§ SET PROBLEM
Each entry below is to be given again word for word, with no pictures.

§ INPUT DATA

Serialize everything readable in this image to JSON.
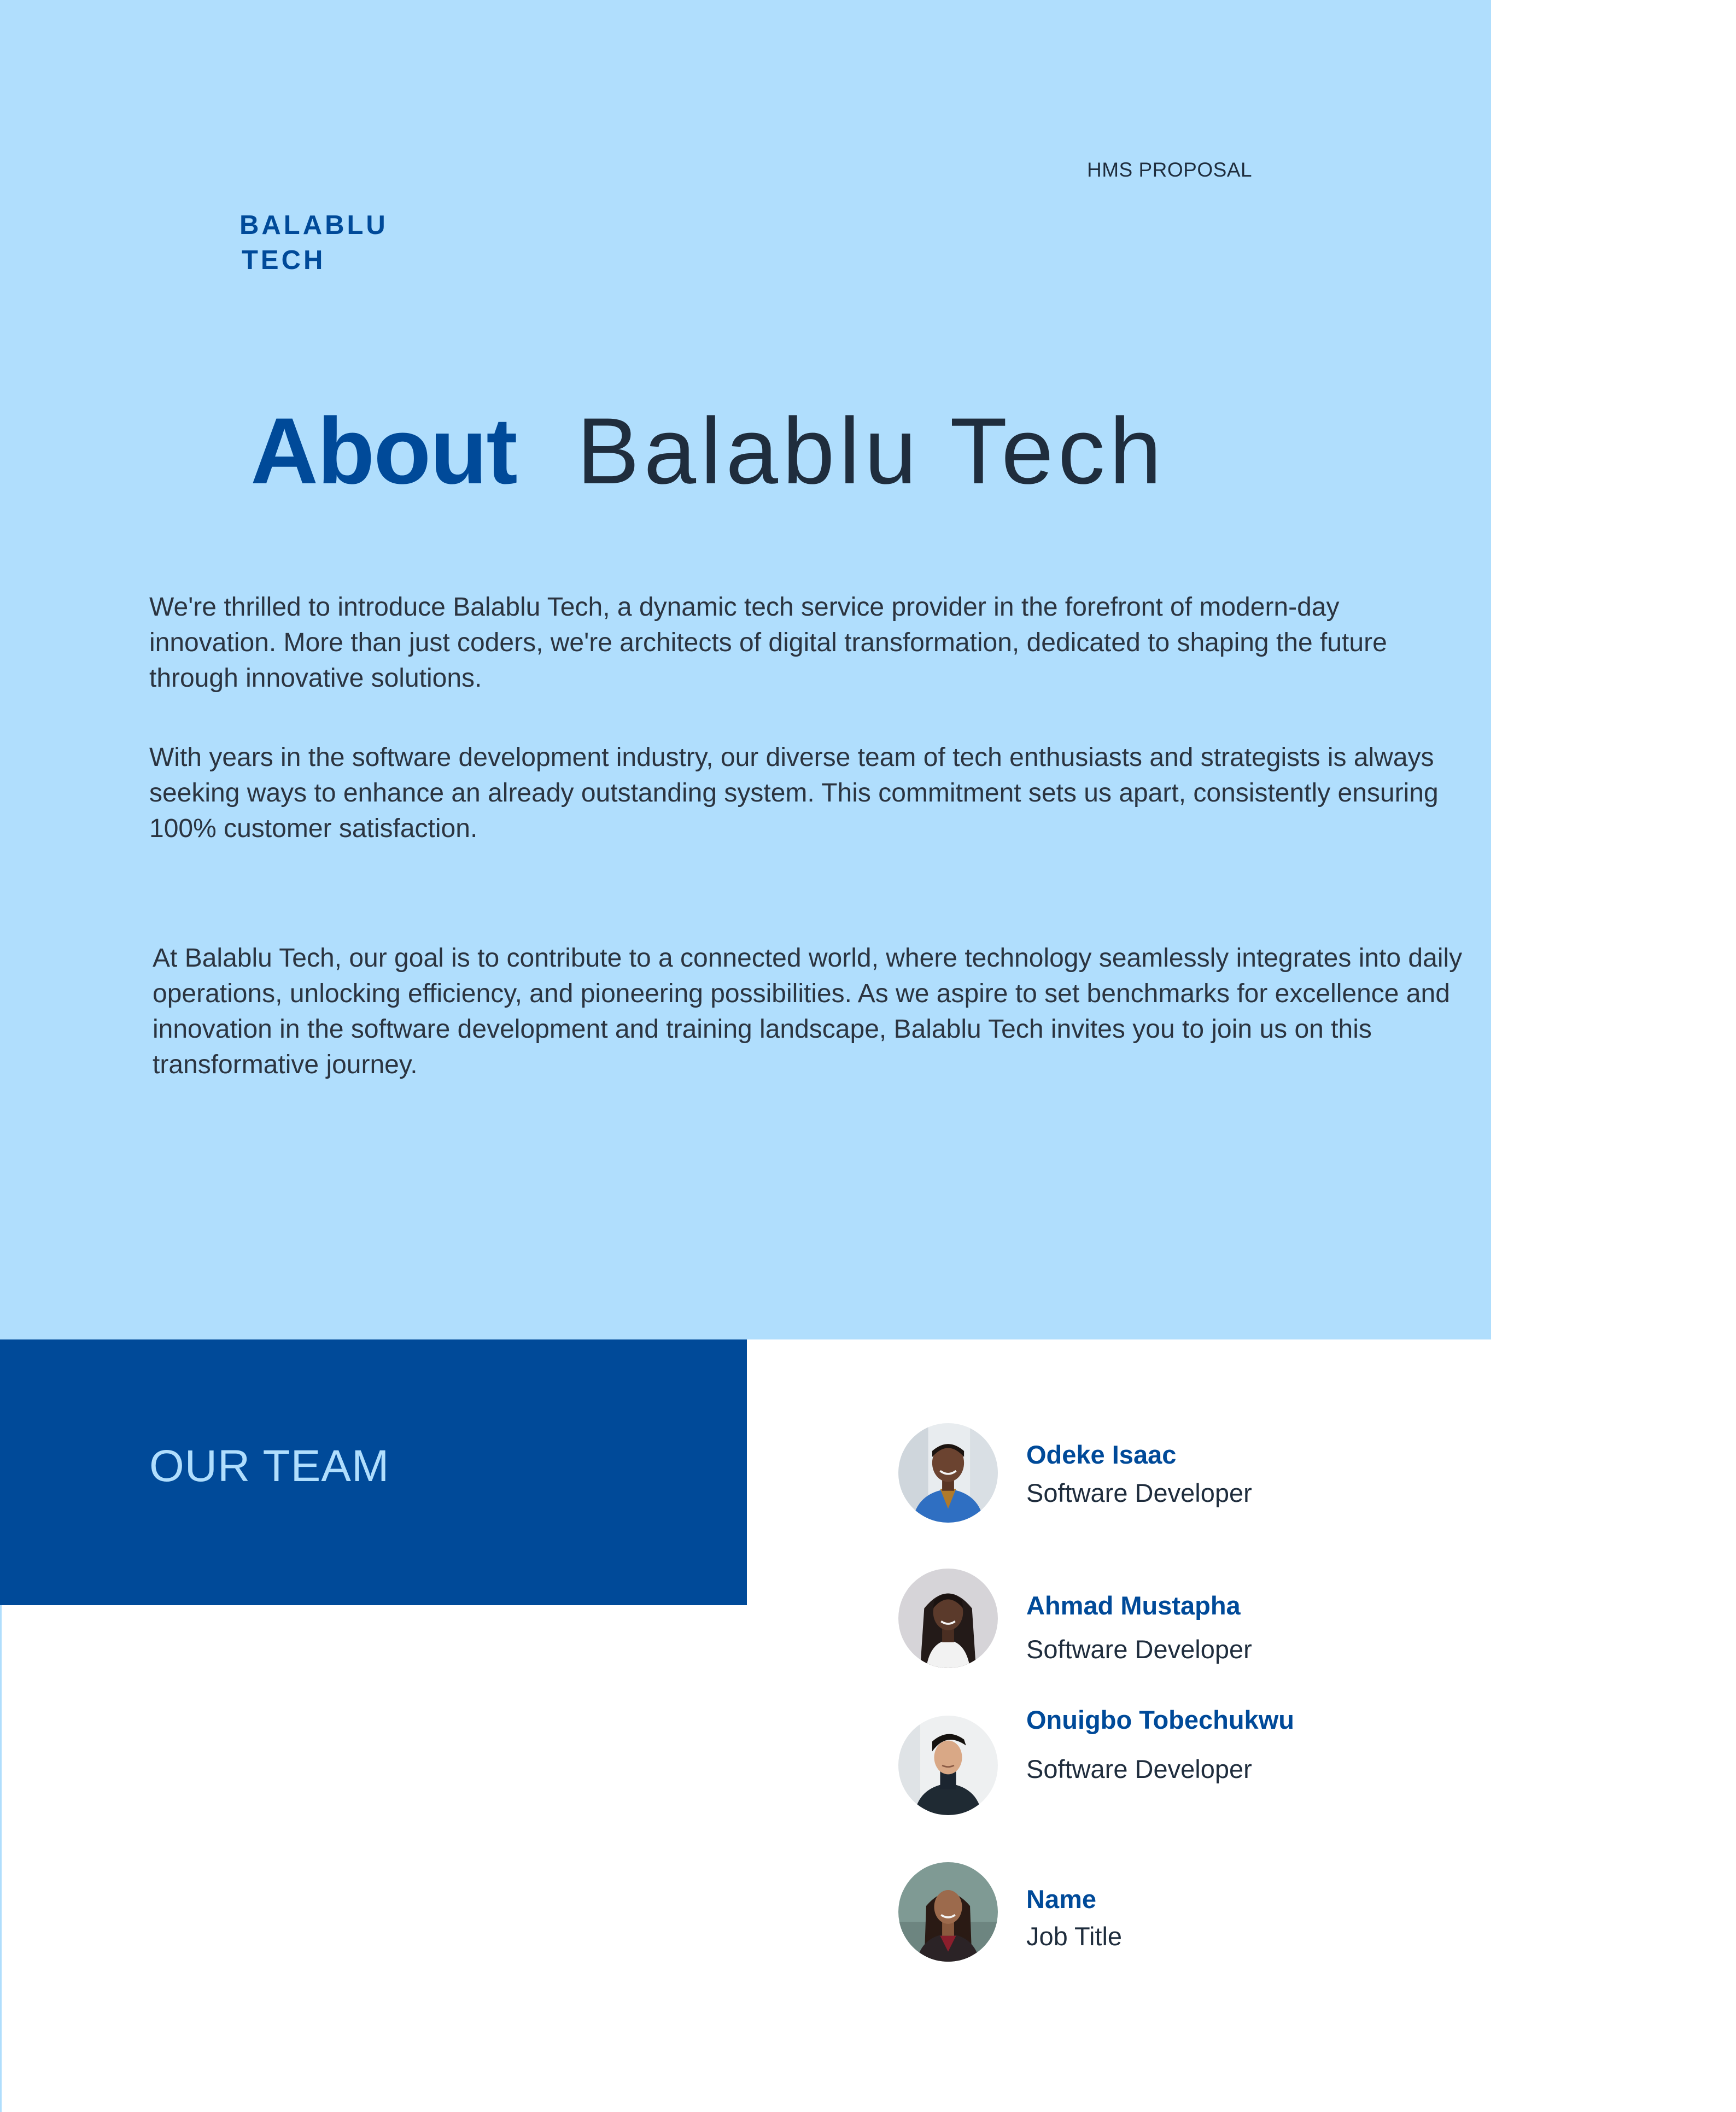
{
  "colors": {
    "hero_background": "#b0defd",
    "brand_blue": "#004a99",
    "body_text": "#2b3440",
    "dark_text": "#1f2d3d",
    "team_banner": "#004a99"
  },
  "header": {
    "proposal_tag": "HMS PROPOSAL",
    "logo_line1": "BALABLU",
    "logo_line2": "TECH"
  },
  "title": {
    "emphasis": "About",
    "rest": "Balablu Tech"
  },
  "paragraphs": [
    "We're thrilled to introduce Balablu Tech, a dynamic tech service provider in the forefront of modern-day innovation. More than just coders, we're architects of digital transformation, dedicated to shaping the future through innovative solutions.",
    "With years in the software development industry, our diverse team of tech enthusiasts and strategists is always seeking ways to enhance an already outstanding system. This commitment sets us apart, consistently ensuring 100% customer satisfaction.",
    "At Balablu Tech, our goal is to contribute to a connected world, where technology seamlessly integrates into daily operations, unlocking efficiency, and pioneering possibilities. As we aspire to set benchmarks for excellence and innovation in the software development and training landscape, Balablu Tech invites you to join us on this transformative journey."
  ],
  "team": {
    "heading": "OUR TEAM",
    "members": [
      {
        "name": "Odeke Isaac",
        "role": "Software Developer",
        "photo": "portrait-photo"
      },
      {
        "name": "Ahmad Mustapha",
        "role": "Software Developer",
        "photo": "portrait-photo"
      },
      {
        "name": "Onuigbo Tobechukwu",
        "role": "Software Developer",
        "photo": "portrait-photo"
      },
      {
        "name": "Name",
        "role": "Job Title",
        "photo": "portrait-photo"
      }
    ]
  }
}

§ EXERCISE RESPONSE
Serialize everything readable in this image to JSON.
{
  "colors": {
    "hero_background": "#b0defd",
    "brand_blue": "#004a99",
    "body_text": "#2b3440",
    "dark_text": "#1f2d3d",
    "team_banner": "#004a99"
  },
  "header": {
    "proposal_tag": "HMS PROPOSAL",
    "logo_line1": "BALABLU",
    "logo_line2": "TECH"
  },
  "title": {
    "emphasis": "About",
    "rest": "Balablu Tech"
  },
  "paragraphs": [
    "We're thrilled to introduce Balablu Tech, a dynamic tech service provider in the forefront of modern-day innovation. More than just coders, we're architects of digital transformation, dedicated to shaping the future through innovative solutions.",
    "With years in the software development industry, our diverse team of tech enthusiasts and strategists is always seeking ways to enhance an already outstanding system. This commitment sets us apart, consistently ensuring 100% customer satisfaction.",
    "At Balablu Tech, our goal is to contribute to a connected world, where technology seamlessly integrates into daily operations, unlocking efficiency, and pioneering possibilities. As we aspire to set benchmarks for excellence and innovation in the software development and training landscape, Balablu Tech invites you to join us on this transformative journey."
  ],
  "team": {
    "heading": "OUR TEAM",
    "members": [
      {
        "name": "Odeke Isaac",
        "role": "Software Developer",
        "photo": "portrait-photo"
      },
      {
        "name": "Ahmad Mustapha",
        "role": "Software Developer",
        "photo": "portrait-photo"
      },
      {
        "name": "Onuigbo Tobechukwu",
        "role": "Software Developer",
        "photo": "portrait-photo"
      },
      {
        "name": "Name",
        "role": "Job Title",
        "photo": "portrait-photo"
      }
    ]
  }
}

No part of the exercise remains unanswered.